*Stated problem*
Output all entries verbatim. Skip pictures.

Entries with figure data
· · · ·

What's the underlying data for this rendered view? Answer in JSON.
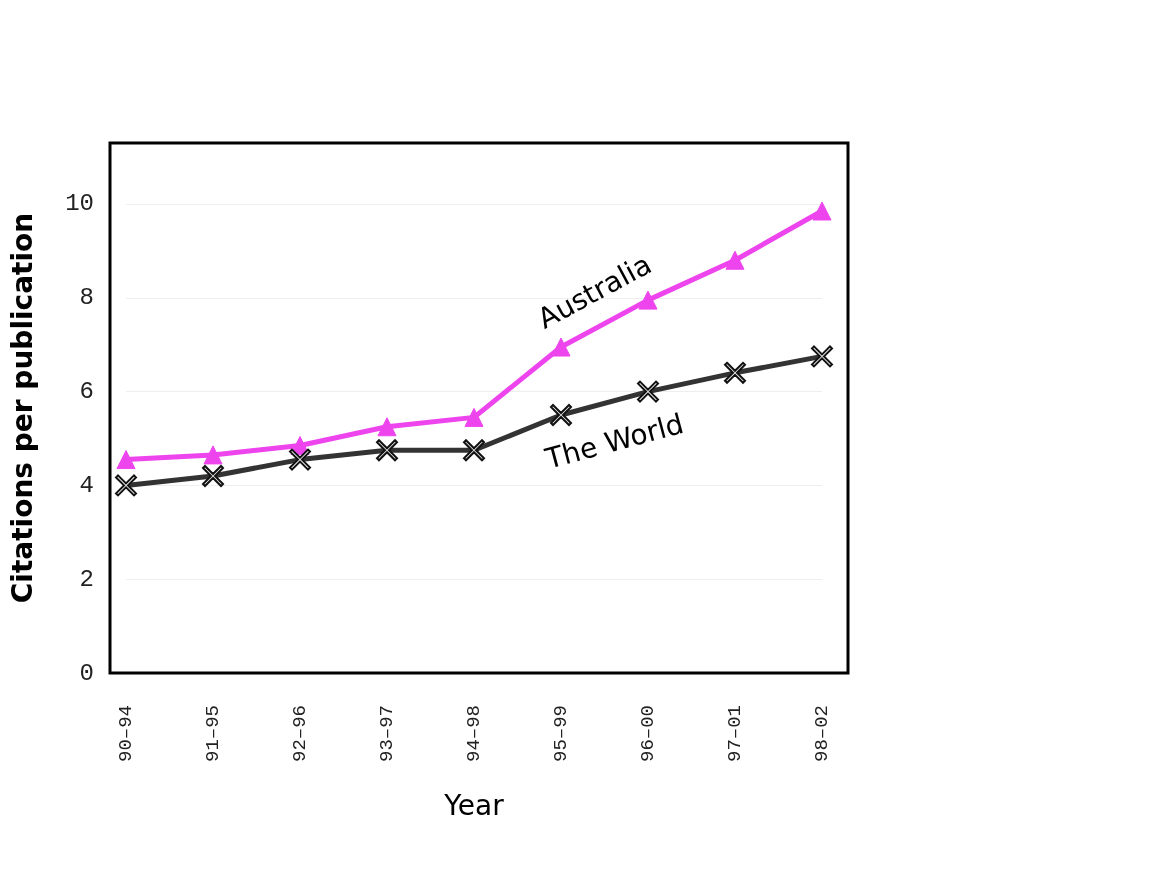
{
  "chart_data": {
    "type": "line",
    "xlabel": "Year",
    "ylabel": "Citations per publication",
    "categories": [
      "90–94",
      "91–95",
      "92–96",
      "93–97",
      "94–98",
      "95–99",
      "96–00",
      "97–01",
      "98–02"
    ],
    "series": [
      {
        "name": "Australia",
        "color": "#ee44ee",
        "marker": "triangle",
        "values": [
          4.55,
          4.65,
          4.85,
          5.25,
          5.45,
          6.95,
          7.95,
          8.8,
          9.85
        ]
      },
      {
        "name": "The World",
        "color": "#333333",
        "marker": "cross",
        "values": [
          4.0,
          4.2,
          4.55,
          4.75,
          4.75,
          5.5,
          6.0,
          6.4,
          6.75
        ]
      }
    ],
    "ylim": [
      0,
      11.3
    ],
    "yticks": [
      0,
      2,
      4,
      6,
      8,
      10
    ],
    "grid": "y",
    "legend": false,
    "line_style": "solid"
  }
}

· · · ·

*Final result*
What's the underlying data for this rendered view? Answer in JSON.
{
  "chart_data": {
    "type": "line",
    "xlabel": "Year",
    "ylabel": "Citations per publication",
    "categories": [
      "90–94",
      "91–95",
      "92–96",
      "93–97",
      "94–98",
      "95–99",
      "96–00",
      "97–01",
      "98–02"
    ],
    "series": [
      {
        "name": "Australia",
        "color": "#ee44ee",
        "marker": "triangle",
        "values": [
          4.55,
          4.65,
          4.85,
          5.25,
          5.45,
          6.95,
          7.95,
          8.8,
          9.85
        ]
      },
      {
        "name": "The World",
        "color": "#333333",
        "marker": "cross",
        "values": [
          4.0,
          4.2,
          4.55,
          4.75,
          4.75,
          5.5,
          6.0,
          6.4,
          6.75
        ]
      }
    ],
    "ylim": [
      0,
      11.3
    ],
    "yticks": [
      0,
      2,
      4,
      6,
      8,
      10
    ],
    "grid": "y",
    "legend": false,
    "line_style": "solid"
  }
}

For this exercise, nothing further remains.